**WHAT IS ASKED:** Locate each line of the material that contains "right", then return it.

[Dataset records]
⁂
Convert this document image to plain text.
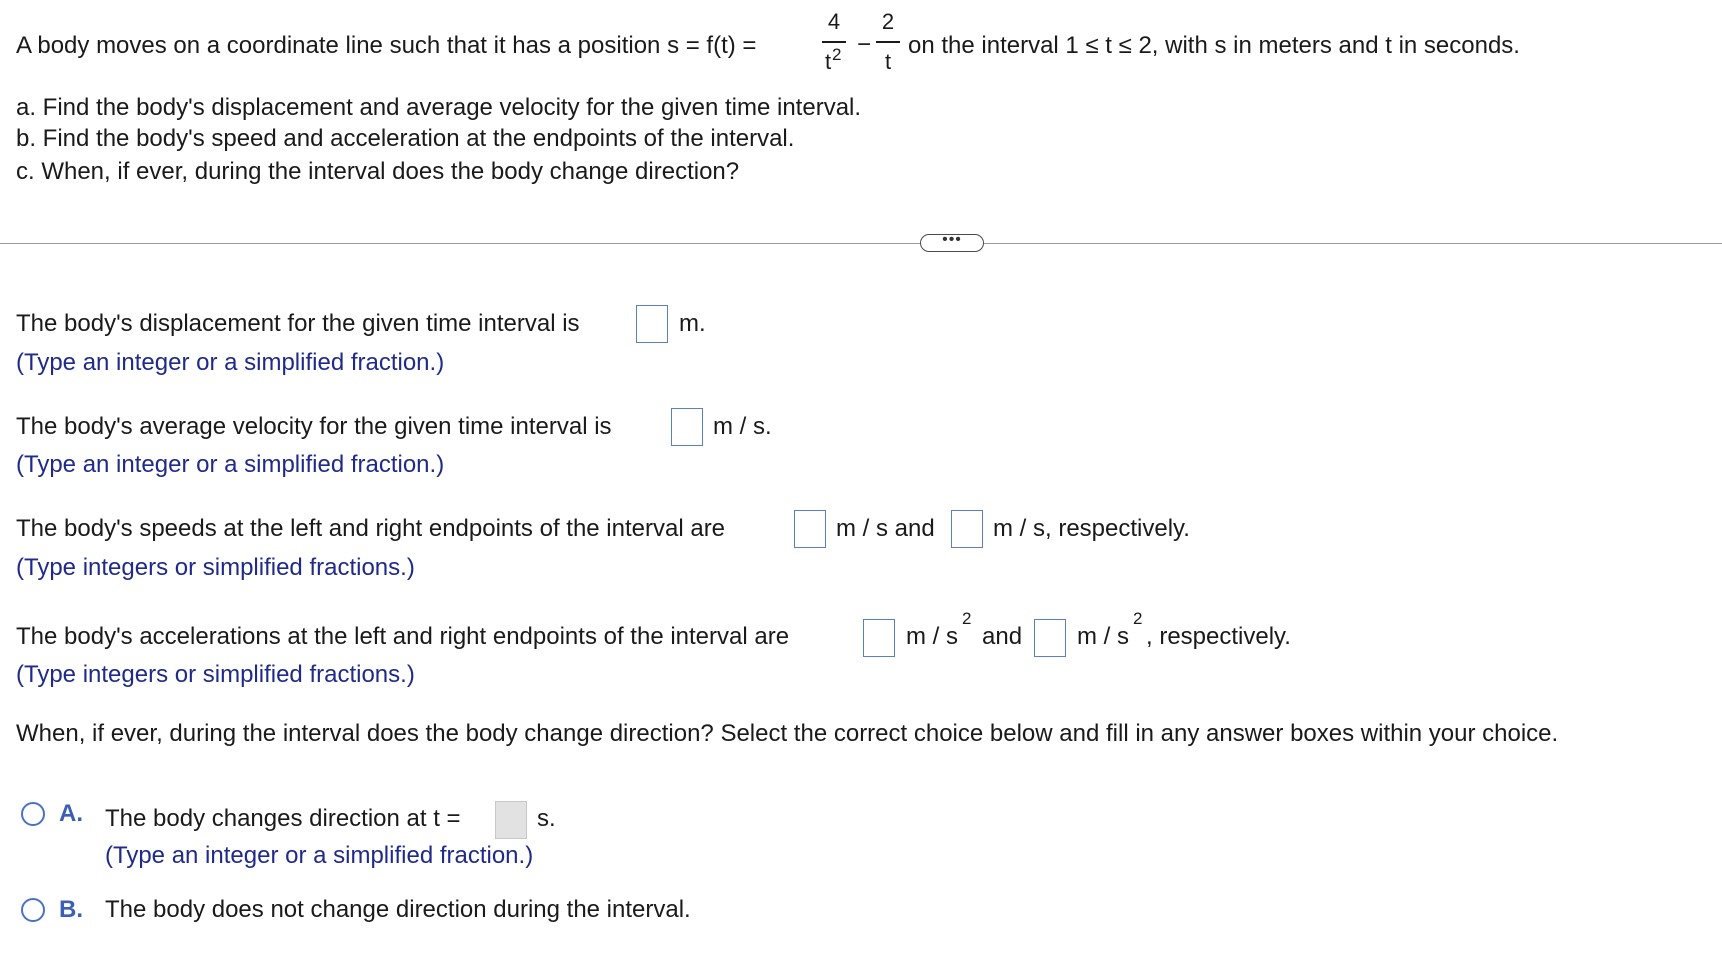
A body moves on a coordinate line such that it has a position s = f(t) =
4
t 2 −
2
t
on the interval 1 ≤ t ≤ 2, with s in meters and t in seconds.
a. Find the body's displacement and average velocity for the given time interval.
b. Find the body's speed and acceleration at the endpoints of the interval.
c. When, if ever, during the interval does the body change direction?
•••
The body's displacement for the given time interval is	m.
(Type an integer or a simplified fraction.)
The body's average velocity for the given time interval is	m / s.
(Type an integer or a simplified fraction.)
The body's speeds at the left and right endpoints of the interval are	m / s and m / s, respectively.
(Type integers or simplified fractions.)
The body's accelerations at the left and right endpoints of the interval are	m / s
2
and m / s
2
, respectively.
(Type integers or simplified fractions.)
When, if ever, during the interval does the body change direction? Select the correct choice below and fill in any answer boxes within your choice.
A. The body changes direction at t =	s.
(Type an integer or a simplified fraction.)
B. The body does not change direction during the interval.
⁂
**EXERCISE RESULT:**
The body's speeds at the left and right endpoints of the interval are	m / s and m / s, respectively.
The body's accelerations at the left and right endpoints of the interval are	m / s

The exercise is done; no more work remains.